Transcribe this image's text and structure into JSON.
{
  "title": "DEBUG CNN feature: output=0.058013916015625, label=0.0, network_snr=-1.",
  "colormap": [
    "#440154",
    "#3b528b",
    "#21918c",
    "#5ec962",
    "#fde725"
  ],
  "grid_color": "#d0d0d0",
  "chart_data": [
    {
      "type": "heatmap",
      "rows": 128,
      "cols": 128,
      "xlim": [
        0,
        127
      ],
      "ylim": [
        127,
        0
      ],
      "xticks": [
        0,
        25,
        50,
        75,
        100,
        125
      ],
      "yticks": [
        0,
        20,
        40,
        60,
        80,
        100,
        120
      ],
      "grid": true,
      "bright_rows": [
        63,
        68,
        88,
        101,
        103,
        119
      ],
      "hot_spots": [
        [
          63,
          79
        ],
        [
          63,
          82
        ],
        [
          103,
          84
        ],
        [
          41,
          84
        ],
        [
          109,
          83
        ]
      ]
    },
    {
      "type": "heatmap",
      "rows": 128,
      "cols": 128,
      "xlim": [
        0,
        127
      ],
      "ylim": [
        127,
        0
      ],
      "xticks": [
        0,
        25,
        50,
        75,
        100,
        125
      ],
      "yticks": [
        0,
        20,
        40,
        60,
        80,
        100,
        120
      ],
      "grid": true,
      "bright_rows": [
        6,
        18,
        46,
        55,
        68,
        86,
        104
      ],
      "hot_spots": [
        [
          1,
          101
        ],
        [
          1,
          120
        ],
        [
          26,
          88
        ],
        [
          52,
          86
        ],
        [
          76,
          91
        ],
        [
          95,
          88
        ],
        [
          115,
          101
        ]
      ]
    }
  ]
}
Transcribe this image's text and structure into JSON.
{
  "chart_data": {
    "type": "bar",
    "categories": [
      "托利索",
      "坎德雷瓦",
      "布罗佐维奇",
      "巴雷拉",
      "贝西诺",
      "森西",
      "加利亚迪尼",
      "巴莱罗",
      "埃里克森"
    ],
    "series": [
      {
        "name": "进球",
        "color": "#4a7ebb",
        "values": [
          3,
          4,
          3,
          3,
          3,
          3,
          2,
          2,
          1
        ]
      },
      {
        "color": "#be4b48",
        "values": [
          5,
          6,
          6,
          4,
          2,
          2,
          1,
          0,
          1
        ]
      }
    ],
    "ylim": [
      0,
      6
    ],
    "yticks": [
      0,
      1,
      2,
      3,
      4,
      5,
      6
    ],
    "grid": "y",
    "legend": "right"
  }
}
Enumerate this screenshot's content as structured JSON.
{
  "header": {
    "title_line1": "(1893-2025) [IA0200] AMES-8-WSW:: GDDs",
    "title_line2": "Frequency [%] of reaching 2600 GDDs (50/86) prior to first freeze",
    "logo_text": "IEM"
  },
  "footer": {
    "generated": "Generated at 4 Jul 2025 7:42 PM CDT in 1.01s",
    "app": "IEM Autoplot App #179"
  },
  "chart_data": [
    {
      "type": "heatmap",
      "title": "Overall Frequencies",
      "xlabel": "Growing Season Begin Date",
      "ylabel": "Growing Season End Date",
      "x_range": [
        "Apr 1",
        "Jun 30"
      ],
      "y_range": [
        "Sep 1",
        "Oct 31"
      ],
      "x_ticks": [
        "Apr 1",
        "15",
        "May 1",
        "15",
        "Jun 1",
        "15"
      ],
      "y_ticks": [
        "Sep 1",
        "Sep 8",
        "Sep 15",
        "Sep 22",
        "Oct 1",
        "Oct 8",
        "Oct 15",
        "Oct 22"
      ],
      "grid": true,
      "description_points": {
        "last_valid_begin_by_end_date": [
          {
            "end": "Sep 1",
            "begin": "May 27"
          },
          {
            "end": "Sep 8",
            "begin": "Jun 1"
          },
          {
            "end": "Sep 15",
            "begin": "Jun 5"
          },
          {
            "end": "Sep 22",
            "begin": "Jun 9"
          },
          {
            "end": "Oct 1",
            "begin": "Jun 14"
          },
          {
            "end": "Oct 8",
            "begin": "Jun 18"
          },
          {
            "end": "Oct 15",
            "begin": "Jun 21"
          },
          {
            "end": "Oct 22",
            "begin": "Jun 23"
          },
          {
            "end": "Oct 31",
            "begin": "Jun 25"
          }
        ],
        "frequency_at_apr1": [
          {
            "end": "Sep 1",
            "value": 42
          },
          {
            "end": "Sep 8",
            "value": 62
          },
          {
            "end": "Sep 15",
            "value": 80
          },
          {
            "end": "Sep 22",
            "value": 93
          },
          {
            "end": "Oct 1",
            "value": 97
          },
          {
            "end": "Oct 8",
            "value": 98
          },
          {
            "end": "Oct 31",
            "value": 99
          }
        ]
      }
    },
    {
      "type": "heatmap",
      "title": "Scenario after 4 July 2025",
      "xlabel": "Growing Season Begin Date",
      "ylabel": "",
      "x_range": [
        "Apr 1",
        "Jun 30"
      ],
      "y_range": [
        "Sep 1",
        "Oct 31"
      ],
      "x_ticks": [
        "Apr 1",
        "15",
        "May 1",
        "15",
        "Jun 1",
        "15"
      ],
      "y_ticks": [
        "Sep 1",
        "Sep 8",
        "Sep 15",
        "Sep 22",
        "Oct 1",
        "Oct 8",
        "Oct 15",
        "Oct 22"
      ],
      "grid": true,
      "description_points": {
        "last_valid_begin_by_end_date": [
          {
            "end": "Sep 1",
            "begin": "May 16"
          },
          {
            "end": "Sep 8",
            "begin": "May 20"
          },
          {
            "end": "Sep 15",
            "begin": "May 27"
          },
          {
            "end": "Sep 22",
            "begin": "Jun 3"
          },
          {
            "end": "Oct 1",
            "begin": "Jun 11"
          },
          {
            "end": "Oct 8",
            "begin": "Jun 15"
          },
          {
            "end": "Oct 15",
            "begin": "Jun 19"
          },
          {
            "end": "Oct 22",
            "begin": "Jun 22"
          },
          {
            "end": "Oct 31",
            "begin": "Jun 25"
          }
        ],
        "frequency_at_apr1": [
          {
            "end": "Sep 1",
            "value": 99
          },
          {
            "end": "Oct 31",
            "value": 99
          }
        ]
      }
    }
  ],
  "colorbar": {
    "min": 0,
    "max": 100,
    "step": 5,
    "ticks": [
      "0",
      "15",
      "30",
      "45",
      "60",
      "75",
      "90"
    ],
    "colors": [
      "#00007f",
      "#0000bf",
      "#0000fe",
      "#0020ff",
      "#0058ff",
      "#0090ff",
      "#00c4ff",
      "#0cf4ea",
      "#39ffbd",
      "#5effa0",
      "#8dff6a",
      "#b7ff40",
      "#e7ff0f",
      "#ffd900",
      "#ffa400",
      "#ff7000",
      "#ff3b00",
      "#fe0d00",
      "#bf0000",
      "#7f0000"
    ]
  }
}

****

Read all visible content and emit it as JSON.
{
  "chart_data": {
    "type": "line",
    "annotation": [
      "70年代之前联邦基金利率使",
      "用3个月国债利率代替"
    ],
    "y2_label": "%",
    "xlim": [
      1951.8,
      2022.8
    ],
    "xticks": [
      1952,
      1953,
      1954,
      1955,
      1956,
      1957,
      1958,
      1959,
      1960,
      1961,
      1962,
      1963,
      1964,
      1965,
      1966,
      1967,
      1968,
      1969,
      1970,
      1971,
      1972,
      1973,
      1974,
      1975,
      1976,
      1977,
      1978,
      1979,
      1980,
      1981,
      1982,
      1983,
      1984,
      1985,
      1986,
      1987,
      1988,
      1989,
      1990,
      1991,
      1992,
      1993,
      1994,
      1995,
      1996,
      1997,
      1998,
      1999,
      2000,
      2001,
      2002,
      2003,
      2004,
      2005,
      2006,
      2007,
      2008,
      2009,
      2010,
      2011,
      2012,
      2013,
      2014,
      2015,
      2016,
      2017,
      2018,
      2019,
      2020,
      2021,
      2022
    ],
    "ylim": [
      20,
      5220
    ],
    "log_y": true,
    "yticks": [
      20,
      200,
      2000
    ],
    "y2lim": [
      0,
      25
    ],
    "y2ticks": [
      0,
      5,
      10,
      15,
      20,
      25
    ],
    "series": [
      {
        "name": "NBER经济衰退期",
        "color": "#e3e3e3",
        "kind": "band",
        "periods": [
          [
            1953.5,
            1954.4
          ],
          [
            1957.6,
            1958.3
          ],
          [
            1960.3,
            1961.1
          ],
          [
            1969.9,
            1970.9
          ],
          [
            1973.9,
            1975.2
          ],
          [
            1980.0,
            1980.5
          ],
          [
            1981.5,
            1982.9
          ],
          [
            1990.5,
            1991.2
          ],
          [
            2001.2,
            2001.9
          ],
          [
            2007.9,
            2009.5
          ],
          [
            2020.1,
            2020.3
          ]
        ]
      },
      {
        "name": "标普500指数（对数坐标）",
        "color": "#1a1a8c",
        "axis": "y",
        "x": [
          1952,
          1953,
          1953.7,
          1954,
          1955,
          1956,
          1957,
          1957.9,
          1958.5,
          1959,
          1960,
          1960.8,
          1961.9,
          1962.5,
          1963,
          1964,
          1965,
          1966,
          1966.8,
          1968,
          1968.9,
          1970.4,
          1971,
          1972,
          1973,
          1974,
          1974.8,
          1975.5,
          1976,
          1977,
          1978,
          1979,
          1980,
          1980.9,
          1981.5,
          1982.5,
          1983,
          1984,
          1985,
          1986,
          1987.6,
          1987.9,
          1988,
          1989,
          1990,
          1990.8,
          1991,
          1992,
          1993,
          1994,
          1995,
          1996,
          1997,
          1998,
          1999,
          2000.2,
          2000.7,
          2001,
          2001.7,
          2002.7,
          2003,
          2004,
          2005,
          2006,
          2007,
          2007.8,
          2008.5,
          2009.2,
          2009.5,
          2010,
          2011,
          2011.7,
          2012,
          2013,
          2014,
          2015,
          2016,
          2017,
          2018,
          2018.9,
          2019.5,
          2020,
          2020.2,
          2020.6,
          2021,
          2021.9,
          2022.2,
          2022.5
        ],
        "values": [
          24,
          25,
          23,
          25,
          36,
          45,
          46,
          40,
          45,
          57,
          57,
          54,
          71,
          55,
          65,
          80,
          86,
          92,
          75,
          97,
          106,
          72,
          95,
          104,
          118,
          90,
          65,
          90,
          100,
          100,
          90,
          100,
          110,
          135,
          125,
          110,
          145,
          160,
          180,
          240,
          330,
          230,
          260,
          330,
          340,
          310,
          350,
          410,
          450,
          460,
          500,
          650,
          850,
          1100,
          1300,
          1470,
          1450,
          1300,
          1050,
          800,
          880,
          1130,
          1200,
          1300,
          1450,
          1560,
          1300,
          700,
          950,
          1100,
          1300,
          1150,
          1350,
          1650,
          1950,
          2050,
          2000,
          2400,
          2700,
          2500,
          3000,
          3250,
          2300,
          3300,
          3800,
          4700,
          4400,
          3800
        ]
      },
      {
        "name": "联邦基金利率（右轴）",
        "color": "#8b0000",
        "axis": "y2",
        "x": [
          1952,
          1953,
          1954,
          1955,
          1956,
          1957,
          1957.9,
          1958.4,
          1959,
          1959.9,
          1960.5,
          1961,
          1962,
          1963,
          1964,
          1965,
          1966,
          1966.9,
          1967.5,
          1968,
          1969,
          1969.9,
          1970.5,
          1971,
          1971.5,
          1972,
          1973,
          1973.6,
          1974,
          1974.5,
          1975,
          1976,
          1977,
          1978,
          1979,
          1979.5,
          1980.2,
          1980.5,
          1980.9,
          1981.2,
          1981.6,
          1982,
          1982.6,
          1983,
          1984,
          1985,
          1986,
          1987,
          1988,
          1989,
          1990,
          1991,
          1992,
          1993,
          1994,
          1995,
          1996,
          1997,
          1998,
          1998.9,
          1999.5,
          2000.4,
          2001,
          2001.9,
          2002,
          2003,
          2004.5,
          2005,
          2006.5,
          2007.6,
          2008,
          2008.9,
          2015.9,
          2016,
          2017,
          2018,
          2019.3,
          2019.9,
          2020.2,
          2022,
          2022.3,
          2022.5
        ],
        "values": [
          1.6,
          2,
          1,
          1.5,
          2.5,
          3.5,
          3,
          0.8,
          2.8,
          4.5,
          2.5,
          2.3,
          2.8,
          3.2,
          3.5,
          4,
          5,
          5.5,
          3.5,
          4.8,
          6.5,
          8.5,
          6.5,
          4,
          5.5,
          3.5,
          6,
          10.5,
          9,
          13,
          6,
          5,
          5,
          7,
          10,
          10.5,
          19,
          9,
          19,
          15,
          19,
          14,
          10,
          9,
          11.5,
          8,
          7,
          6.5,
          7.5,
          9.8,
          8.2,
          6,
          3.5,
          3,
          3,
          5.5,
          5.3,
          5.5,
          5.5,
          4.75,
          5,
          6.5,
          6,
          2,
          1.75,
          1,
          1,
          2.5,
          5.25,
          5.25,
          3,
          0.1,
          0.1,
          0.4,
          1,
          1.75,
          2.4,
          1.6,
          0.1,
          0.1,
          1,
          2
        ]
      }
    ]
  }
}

****

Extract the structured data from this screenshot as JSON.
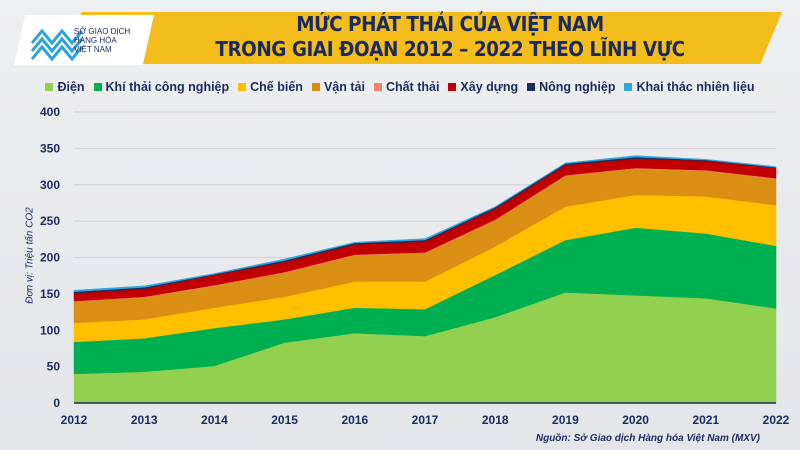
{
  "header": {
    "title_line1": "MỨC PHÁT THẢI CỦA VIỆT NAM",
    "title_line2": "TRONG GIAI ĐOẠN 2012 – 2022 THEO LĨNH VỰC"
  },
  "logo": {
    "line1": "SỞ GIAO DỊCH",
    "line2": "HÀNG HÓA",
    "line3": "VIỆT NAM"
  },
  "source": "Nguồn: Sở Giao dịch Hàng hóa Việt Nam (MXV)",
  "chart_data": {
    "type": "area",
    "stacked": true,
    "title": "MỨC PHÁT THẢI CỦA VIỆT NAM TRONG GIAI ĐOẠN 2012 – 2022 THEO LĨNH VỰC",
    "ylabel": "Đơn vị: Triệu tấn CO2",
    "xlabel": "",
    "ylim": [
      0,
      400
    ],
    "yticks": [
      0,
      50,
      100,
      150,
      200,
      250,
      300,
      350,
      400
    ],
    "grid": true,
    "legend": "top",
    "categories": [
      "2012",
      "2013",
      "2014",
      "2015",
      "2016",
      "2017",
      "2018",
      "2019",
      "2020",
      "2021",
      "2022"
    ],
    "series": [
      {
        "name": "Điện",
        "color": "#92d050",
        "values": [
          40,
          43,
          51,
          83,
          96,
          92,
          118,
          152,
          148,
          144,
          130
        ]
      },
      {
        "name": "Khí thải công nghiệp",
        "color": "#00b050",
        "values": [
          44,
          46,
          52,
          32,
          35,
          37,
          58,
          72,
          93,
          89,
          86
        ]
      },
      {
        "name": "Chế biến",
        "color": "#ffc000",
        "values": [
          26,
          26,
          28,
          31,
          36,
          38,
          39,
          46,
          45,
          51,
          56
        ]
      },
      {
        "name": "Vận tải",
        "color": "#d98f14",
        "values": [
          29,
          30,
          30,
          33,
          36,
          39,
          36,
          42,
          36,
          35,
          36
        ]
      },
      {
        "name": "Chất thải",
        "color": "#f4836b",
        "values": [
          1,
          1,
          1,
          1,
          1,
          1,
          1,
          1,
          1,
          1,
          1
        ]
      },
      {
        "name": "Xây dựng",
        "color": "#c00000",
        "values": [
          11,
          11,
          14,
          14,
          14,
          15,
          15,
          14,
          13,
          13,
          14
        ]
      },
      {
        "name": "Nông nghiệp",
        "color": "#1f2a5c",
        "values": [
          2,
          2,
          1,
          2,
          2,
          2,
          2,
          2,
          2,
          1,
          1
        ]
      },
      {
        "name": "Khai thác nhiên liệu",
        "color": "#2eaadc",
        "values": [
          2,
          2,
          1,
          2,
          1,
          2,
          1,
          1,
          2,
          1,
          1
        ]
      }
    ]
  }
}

****

Filter the entries down to the lines with the word "this" in them.

WRITTEN SOLUTION:
Transcribe this image's text and structure into JSON.
Transcribe this image's text and structure into JSON.
Enumerate this screenshot's content as structured JSON.
Extract the structured data from this screenshot as JSON.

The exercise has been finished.